WORK TASK | Render into French the following sentence from the abstract on portal hypertensive gastropathy below: "Therefore, hypoxia-induced mitochondrial oxidative stress has emerged as a promising therapeutic target for PHG."

[Opening SOURCE PASSAGE section]

Mitochondrial oxidative stress under hypoxia promotes gastric mucosal injury in portal hypertensive gastropathy.

Hypoxia, which represents a key pathological feature of gastric mucosal disorders, exacerbates mitochondrial oxidative stress through dysregulated cellular responses. However, the underlying mechanism of mitochondrial oxidative stress under hypoxia during gastric mucosal epithelial injury in portal hypertensive gastropathy (PHG) is not fully understood. To assess the impact of mitochondrial oxidative stress under hypoxic conditions during gastric mucosal epithelial injury in the PHG, mucosal tissues from patients with PHG and healthy individuals were collected. Furthermore, portal hypertension (PHT)-induced mouse PHG models and hypoxia-induced cell models were established. The roles of hypoxia-induced mitochondrial oxidative stress and glycolytic reprogramming in gastric mucosal epithelial injury were analysed. The findings demonstrated that mitochondrial oxidative stress is significantly elevated under hypoxic conditions, leading to an increase in reactive oxygen species (ROS) generation. This process contributes to gastric mucosal epithelial damage in both patients with PHG and mice with PHT. Notably, treatment with the ROS scavenger Mito-TEMPO reduced hypoxia-induced gastric mucosal injury in mice with PHT and mitigated cellular damage caused by hypoxia in a normal human gastric mucosal epithelial cell line (GES-1). Mitochondrial oxidative stress was shown to be associated with lactate dehydrogenase A upregulation, impaired ATP production and increased lactic acid release in gastric epithelial cells, all of which contribute to epithelial injury in the PHG. Therefore, hypoxia-induced mitochondrial oxidative stress has emerged as a promising therapeutic target for PHG.

[Closing SOURCE PASSAGE section]
[Opening DATA RECORDS section]

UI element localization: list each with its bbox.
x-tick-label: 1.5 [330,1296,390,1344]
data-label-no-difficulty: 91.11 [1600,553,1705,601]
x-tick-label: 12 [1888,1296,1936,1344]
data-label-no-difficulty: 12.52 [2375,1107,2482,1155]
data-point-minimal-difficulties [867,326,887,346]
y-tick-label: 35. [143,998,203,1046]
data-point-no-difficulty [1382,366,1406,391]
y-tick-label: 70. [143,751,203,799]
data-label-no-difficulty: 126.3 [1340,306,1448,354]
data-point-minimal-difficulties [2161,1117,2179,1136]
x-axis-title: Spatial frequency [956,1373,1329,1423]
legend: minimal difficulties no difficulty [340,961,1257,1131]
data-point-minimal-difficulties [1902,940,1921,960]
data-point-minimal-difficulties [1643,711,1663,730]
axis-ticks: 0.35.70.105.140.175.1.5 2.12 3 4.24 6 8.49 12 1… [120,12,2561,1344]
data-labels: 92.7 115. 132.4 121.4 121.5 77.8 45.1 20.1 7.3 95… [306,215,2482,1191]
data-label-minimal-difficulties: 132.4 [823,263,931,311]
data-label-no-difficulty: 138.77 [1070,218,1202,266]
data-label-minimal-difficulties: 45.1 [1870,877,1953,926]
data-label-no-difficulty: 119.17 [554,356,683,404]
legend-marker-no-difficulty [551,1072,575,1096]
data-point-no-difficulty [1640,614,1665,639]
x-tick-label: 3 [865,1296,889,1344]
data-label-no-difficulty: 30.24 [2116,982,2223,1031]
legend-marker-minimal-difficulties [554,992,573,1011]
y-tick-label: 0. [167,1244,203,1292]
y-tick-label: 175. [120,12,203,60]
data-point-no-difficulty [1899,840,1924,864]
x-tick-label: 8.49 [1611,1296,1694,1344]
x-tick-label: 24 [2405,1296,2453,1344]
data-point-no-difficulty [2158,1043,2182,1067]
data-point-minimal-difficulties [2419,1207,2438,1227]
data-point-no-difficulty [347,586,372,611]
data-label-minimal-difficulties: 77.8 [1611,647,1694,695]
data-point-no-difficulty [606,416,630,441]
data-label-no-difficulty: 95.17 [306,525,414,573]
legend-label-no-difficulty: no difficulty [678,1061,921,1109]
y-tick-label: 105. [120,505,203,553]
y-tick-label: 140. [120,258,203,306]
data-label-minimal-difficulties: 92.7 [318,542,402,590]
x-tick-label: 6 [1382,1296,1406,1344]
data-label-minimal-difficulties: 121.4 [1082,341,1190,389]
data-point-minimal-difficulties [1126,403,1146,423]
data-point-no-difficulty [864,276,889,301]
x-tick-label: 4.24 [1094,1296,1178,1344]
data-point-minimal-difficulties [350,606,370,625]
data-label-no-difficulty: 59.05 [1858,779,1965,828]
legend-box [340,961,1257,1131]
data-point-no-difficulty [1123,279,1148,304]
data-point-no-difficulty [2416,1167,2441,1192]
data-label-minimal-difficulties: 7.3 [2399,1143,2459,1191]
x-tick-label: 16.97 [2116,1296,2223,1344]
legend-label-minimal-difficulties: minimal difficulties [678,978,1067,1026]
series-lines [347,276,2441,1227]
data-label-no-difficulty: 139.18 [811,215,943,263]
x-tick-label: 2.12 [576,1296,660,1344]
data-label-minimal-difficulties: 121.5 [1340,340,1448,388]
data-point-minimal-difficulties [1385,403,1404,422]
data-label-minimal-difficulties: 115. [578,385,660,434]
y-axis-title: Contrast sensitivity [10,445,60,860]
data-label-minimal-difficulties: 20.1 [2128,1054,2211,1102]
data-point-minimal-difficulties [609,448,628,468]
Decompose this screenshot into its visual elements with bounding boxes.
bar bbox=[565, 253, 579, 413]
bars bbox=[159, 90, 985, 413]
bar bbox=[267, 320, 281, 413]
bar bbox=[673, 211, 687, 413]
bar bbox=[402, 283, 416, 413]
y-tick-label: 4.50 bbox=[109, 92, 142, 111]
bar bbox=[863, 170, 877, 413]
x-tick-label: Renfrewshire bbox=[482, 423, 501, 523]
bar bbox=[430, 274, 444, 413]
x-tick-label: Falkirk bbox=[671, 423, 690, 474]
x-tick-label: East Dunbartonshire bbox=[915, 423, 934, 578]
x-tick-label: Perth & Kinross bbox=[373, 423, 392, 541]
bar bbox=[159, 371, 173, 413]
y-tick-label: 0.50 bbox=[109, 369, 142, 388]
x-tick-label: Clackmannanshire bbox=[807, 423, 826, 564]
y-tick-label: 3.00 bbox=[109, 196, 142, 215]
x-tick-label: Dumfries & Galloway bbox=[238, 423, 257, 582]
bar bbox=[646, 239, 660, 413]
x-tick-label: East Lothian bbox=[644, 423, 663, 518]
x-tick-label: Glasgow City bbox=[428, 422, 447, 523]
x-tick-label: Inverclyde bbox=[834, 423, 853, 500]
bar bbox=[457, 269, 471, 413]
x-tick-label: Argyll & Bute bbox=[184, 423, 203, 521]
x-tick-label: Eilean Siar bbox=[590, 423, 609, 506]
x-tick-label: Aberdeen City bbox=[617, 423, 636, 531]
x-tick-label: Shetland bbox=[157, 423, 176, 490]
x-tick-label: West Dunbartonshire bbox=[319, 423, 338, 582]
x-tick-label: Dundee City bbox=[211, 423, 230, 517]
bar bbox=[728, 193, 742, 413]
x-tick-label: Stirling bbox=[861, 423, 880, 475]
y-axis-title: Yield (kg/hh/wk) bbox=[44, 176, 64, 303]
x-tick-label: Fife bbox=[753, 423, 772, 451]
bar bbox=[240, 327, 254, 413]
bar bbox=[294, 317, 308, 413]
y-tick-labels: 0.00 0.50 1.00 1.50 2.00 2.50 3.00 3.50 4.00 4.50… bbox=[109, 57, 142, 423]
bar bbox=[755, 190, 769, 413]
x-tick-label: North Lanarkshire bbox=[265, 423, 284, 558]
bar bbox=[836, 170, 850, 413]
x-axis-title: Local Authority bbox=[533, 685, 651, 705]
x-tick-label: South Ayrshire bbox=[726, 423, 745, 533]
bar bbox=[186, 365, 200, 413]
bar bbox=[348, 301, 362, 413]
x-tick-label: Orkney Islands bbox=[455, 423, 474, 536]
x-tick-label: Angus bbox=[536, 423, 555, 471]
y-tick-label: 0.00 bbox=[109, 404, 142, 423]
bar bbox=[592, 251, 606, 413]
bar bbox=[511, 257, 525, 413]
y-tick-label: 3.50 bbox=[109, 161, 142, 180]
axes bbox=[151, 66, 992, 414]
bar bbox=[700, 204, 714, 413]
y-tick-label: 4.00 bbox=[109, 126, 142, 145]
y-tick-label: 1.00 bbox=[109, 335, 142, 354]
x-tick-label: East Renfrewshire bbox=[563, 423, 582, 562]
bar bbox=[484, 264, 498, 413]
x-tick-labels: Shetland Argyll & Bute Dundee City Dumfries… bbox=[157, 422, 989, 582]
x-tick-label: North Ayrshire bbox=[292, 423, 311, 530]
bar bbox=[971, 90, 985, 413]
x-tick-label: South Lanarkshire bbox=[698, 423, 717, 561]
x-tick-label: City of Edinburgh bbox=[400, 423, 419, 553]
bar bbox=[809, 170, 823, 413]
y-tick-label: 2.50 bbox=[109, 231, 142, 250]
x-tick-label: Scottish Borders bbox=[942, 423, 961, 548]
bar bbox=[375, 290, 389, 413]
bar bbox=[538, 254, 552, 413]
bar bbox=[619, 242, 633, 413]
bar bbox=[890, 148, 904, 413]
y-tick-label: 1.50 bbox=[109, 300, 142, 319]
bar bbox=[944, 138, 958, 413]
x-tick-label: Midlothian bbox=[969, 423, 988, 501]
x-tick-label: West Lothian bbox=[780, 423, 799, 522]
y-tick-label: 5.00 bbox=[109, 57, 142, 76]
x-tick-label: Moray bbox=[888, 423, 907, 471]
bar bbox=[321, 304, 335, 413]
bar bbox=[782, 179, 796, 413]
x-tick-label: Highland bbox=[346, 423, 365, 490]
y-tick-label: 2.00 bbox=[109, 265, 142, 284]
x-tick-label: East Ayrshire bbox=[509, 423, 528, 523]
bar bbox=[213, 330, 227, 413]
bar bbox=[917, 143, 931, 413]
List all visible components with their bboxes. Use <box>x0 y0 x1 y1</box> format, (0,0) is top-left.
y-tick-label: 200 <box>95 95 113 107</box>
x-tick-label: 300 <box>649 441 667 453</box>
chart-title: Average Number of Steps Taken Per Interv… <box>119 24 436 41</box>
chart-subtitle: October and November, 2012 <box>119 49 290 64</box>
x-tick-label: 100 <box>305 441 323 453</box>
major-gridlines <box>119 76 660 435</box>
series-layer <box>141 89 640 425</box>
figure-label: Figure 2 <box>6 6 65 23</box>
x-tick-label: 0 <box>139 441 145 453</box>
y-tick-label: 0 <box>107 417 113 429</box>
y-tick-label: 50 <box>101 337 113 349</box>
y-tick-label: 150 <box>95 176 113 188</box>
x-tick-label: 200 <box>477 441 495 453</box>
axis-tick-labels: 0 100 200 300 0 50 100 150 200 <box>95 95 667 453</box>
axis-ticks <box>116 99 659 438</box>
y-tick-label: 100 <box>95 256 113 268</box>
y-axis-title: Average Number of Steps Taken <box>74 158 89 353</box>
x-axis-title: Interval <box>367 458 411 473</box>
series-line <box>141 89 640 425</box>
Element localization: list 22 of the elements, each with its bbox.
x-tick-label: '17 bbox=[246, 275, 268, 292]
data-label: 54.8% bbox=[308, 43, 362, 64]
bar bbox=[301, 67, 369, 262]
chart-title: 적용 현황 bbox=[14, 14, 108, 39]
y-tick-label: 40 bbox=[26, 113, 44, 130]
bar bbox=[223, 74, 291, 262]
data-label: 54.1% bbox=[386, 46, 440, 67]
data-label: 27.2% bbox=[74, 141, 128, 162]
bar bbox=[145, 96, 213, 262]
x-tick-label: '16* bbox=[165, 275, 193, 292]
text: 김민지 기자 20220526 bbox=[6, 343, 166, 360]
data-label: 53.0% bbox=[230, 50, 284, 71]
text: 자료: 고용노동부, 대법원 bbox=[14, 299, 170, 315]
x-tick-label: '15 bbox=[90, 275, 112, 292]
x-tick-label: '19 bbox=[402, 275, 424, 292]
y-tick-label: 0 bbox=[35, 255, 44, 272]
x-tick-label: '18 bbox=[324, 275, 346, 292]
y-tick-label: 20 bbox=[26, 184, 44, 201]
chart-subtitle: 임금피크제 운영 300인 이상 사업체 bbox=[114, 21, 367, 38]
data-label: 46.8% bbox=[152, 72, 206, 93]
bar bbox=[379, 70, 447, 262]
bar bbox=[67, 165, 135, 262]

[Closing DATA RECORDS section]

TASK ANSWER | Par conséquent, le stress oxydatif mitochondrial induit par l'hypoxie s'est imposé comme une cible thérapeutique prometteuse pour la PHG.